# Dataset items
"""

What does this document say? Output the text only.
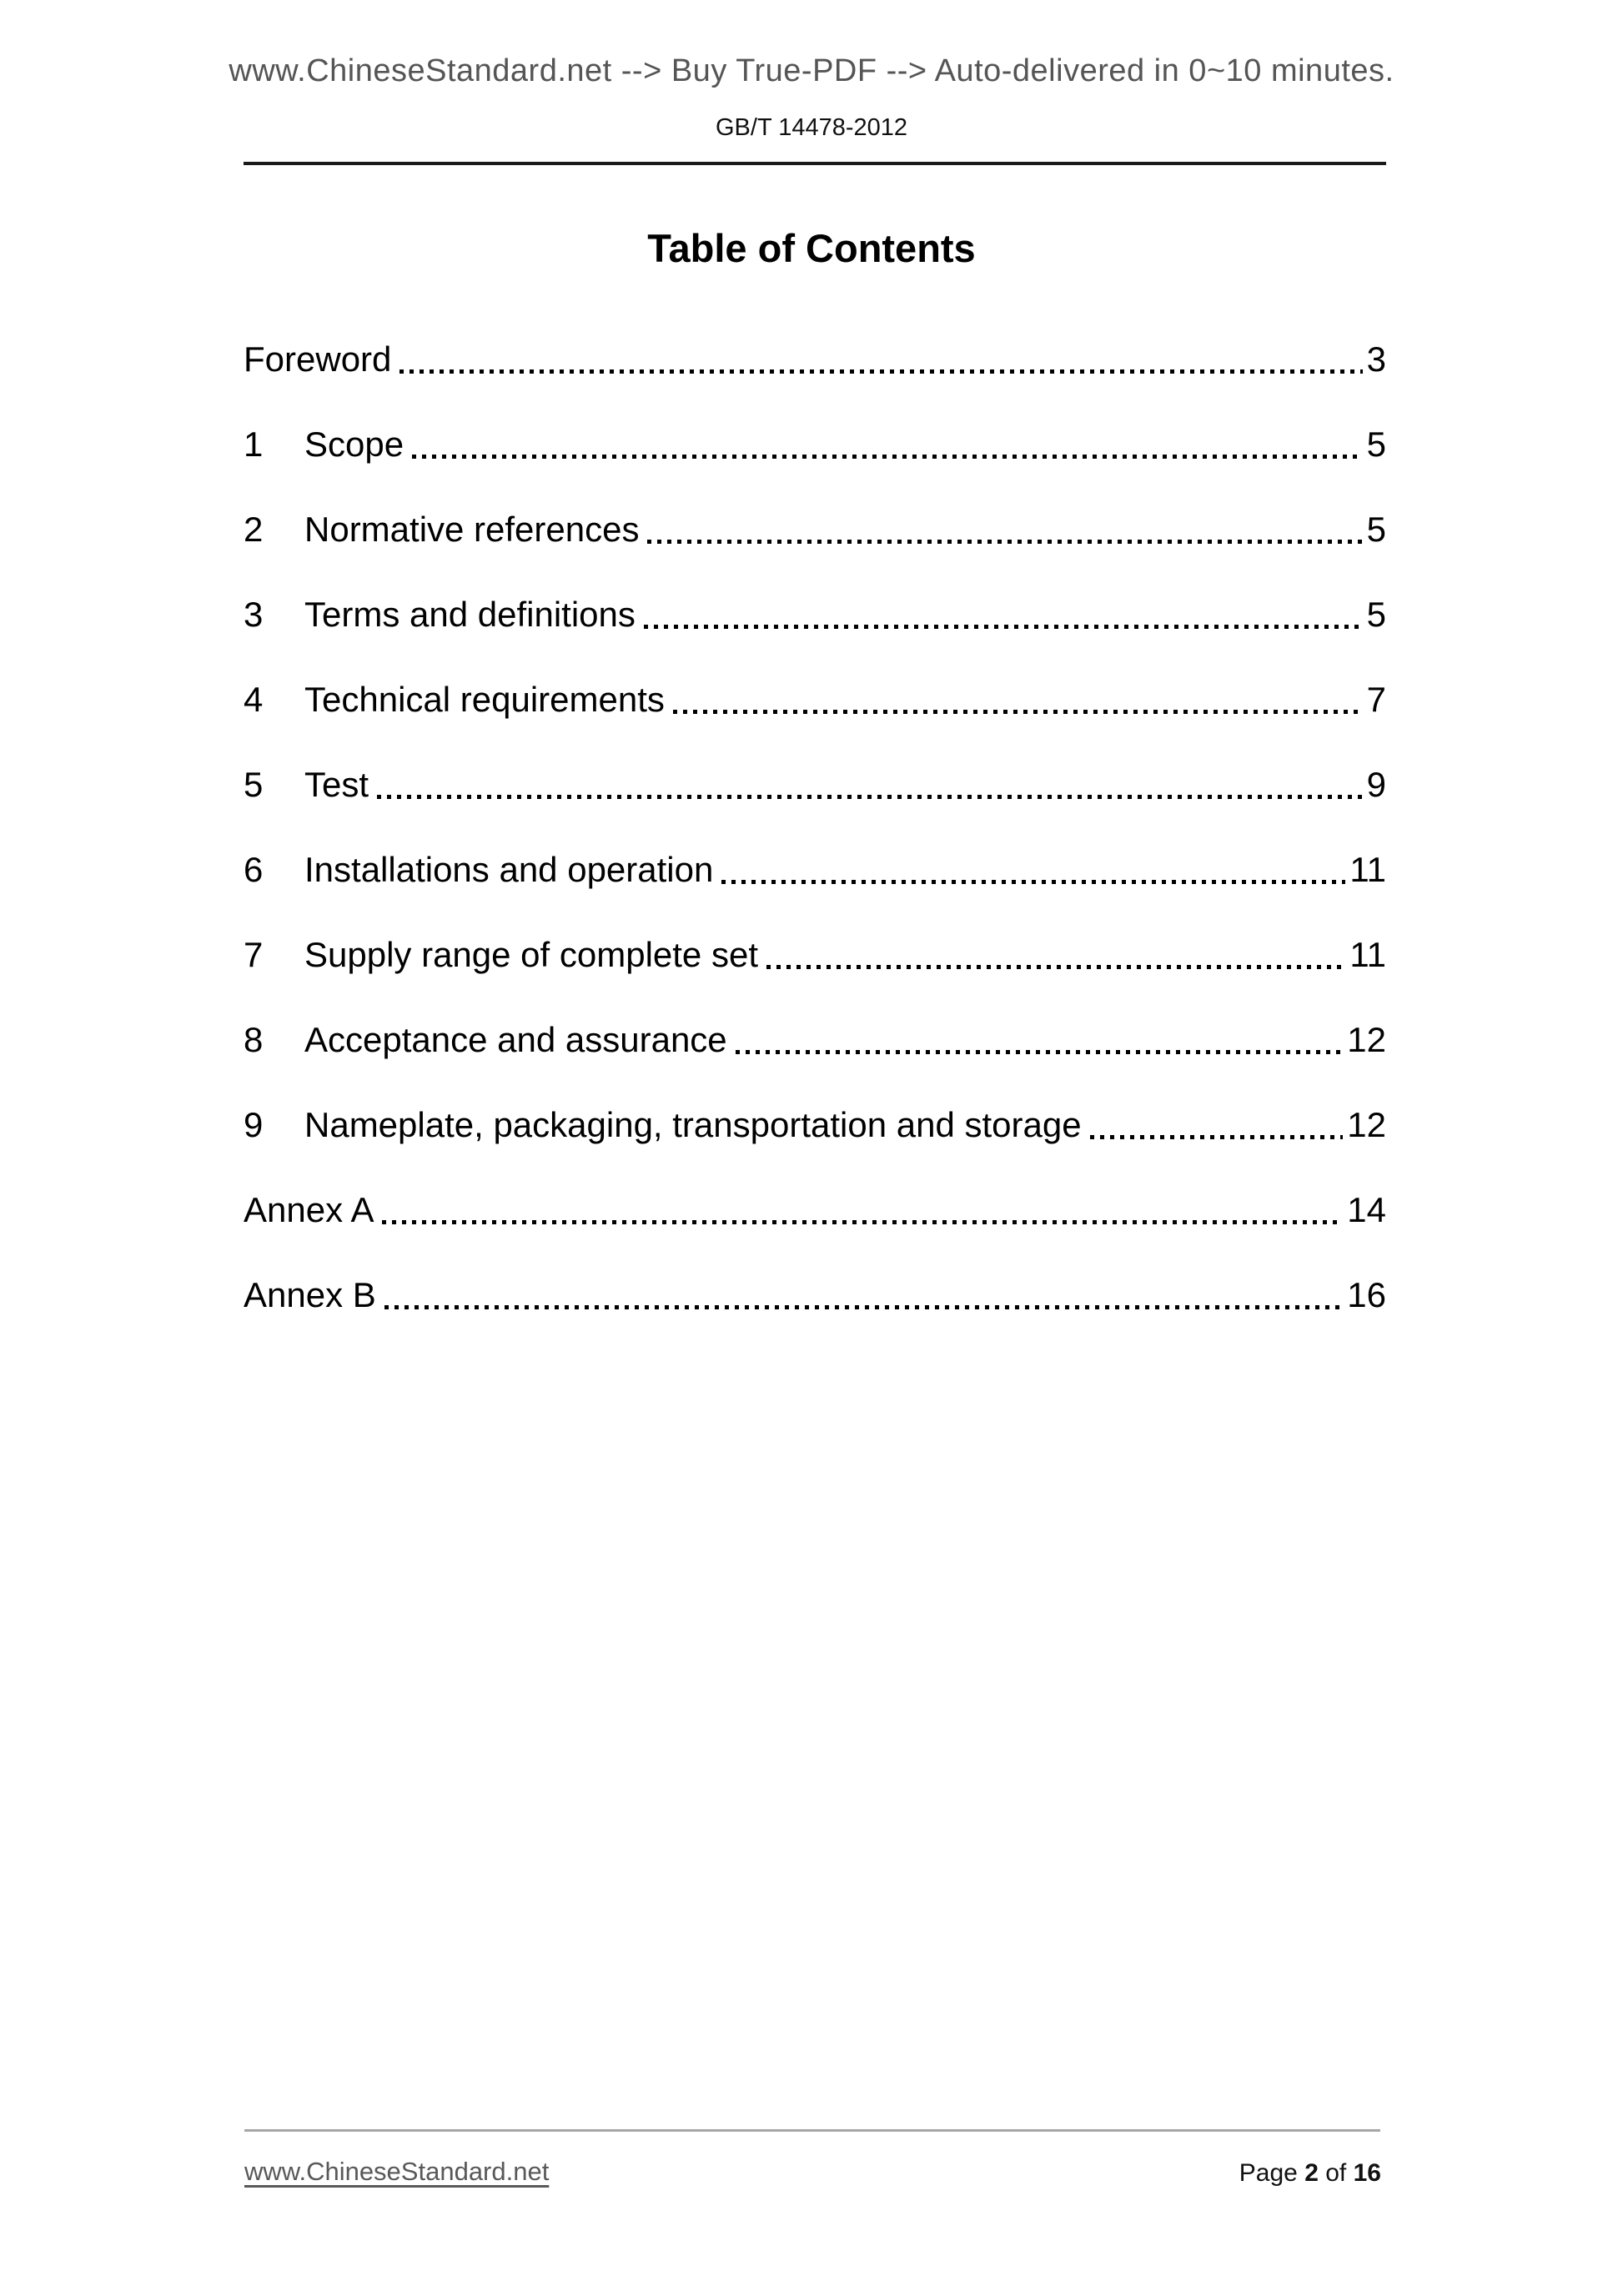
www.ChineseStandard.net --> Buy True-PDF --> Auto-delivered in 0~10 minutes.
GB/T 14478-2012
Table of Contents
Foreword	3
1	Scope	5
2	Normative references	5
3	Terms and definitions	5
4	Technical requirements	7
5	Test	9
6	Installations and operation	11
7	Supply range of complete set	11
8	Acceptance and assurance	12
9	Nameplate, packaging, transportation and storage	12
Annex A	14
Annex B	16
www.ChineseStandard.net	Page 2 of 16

"""

# AIM
Write the full listing out again with every line unchanged, but include no pictures.

# EXPECTED ANSWER
What does this document say? Output the text only.
www.ChineseStandard.net --> Buy True-PDF --> Auto-delivered in 0~10 minutes.
GB/T 14478-2012
Table of Contents
Foreword	3
1	Scope	5
2	Normative references	5
3	Terms and definitions	5
4	Technical requirements	7
5	Test	9
6	Installations and operation	11
7	Supply range of complete set	11
8	Acceptance and assurance	12
9	Nameplate, packaging, transportation and storage	12
Annex A	14
Annex B	16
www.ChineseStandard.net	Page 2 of 16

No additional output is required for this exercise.